* Start RECORDED DATA *

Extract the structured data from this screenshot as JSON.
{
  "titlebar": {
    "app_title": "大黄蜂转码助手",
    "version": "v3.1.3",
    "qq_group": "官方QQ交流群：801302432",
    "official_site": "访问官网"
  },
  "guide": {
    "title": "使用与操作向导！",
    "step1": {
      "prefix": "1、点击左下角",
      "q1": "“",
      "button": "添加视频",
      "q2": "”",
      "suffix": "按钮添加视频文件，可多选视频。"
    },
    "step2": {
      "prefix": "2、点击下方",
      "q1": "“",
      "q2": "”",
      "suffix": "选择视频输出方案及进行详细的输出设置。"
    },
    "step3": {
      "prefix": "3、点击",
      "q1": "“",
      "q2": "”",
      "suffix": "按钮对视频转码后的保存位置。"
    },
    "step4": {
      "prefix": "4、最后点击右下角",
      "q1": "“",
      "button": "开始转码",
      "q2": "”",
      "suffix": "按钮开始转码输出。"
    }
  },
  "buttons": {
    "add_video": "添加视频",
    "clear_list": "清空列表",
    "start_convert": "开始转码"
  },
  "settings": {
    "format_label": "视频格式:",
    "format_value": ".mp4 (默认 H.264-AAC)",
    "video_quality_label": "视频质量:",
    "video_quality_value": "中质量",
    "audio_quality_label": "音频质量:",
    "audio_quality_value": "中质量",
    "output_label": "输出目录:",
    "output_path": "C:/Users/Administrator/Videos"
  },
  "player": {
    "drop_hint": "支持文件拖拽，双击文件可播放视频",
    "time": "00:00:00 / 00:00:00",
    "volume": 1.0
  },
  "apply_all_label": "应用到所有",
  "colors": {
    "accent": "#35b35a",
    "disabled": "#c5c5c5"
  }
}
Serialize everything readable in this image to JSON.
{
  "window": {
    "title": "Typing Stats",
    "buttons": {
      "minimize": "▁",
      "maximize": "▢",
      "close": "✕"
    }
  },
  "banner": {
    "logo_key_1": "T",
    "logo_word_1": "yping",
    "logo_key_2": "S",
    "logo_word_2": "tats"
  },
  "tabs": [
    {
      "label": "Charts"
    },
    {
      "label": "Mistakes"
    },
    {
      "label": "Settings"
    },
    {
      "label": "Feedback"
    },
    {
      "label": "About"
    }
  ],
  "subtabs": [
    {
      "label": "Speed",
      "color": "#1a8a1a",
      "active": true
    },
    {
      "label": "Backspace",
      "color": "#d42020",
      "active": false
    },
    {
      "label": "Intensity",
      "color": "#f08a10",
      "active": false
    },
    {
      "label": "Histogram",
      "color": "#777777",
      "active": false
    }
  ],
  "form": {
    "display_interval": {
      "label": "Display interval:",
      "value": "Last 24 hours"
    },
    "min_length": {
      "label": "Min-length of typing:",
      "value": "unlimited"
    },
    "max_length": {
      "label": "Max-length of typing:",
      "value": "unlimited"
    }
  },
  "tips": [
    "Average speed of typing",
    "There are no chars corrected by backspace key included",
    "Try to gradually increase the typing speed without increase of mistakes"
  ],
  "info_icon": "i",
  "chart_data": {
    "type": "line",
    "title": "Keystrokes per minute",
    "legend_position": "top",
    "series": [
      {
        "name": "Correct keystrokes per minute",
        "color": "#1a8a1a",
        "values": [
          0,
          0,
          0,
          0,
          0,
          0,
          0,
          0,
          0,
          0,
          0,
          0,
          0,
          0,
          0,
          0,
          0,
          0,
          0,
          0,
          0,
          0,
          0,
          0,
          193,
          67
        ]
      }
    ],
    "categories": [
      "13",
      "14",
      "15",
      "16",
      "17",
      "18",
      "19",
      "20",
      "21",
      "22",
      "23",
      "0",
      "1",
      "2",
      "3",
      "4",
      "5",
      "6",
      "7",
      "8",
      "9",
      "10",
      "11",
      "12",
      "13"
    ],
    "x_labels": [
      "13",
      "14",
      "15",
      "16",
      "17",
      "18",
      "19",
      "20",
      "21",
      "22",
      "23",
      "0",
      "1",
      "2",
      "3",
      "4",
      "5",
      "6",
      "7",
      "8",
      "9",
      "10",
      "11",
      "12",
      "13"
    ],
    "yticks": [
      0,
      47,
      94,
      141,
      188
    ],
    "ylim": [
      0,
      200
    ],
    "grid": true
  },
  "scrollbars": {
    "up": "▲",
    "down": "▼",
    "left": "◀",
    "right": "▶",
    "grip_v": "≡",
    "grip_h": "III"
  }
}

* End RECORDED DATA *

## TASK REQUIREMENTS
For the string "JSON", count the lines of the entries above that include it; answer with the number only.

## THE OUTPUT
2